Work to be completed
Reproduce each line exactly, including spacing and punctuation.

^^^^

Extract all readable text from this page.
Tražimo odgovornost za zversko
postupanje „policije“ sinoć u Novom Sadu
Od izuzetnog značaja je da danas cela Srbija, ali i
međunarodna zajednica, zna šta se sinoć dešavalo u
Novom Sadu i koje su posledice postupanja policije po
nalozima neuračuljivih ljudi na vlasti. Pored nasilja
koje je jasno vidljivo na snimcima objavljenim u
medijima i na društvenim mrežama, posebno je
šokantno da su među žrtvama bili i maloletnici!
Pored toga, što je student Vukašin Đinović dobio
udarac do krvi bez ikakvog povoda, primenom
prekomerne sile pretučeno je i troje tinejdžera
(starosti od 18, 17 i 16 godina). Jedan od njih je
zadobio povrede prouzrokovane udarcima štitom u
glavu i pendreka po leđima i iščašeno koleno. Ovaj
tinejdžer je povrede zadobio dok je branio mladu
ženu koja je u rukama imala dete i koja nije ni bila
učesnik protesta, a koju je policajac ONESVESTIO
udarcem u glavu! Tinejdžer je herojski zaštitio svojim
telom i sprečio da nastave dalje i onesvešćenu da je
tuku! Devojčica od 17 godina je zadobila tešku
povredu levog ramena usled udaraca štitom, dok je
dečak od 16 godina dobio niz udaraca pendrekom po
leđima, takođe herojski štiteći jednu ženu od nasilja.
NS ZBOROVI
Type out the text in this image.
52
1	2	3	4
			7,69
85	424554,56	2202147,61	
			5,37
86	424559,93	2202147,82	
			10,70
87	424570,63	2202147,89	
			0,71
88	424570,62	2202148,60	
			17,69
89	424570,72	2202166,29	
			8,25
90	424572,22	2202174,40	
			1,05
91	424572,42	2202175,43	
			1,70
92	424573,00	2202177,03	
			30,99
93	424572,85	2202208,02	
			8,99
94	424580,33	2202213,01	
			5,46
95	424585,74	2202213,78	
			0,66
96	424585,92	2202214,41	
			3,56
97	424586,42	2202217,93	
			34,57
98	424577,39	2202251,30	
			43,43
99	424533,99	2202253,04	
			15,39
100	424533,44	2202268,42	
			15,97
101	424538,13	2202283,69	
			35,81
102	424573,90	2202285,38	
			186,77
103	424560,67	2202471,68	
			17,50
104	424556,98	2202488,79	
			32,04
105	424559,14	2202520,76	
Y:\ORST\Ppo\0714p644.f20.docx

^^^^

Output for this task
Extract all readable text from this page.
Tražimo odgovornost za zversko
postupanje „policije“ sinoć u Novom Sadu
Od izuzetnog značaja je da danas cela Srbija, ali i
međunarodna zajednica, zna šta se sinoć dešavalo u
Novom Sadu i koje su posledice postupanja policije po
nalozima neuračuljivih ljudi na vlasti. Pored nasilja
koje je jasno vidljivo na snimcima objavljenim u
medijima i na društvenim mrežama, posebno je
šokantno da su među žrtvama bili i maloletnici!
Pored toga, što je student Vukašin Đinović dobio
udarac do krvi bez ikakvog povoda, primenom
prekomerne sile pretučeno je i troje tinejdžera
(starosti od 18, 17 i 16 godina). Jedan od njih je
zadobio povrede prouzrokovane udarcima štitom u
glavu i pendreka po leđima i iščašeno koleno. Ovaj
tinejdžer je povrede zadobio dok je branio mladu
ženu koja je u rukama imala dete i koja nije ni bila
učesnik protesta, a koju je policajac ONESVESTIO
udarcem u glavu! Tinejdžer je herojski zaštitio svojim
telom i sprečio da nastave dalje i onesvešćenu da je
tuku! Devojčica od 17 godina je zadobila tešku
povredu levog ramena usled udaraca štitom, dok je
dečak od 16 godina dobio niz udaraca pendrekom po
leđima, takođe herojski štiteći jednu ženu od nasilja.
NS ZBOROVI
Type out the text in this image.
52
1	2	3	4
			7,69
85	424554,56	2202147,61	
			5,37
86	424559,93	2202147,82	
			10,70
87	424570,63	2202147,89	
			0,71
88	424570,62	2202148,60	
			17,69
89	424570,72	2202166,29	
			8,25
90	424572,22	2202174,40	
			1,05
91	424572,42	2202175,43	
			1,70
92	424573,00	2202177,03	
			30,99
93	424572,85	2202208,02	
			8,99
94	424580,33	2202213,01	
			5,46
95	424585,74	2202213,78	
			0,66
96	424585,92	2202214,41	
			3,56
97	424586,42	2202217,93	
			34,57
98	424577,39	2202251,30	
			43,43
99	424533,99	2202253,04	
			15,39
100	424533,44	2202268,42	
			15,97
101	424538,13	2202283,69	
			35,81
102	424573,90	2202285,38	
			186,77
103	424560,67	2202471,68	
			17,50
104	424556,98	2202488,79	
			32,04
105	424559,14	2202520,76	
Y:\ORST\Ppo\0714p644.f20.docx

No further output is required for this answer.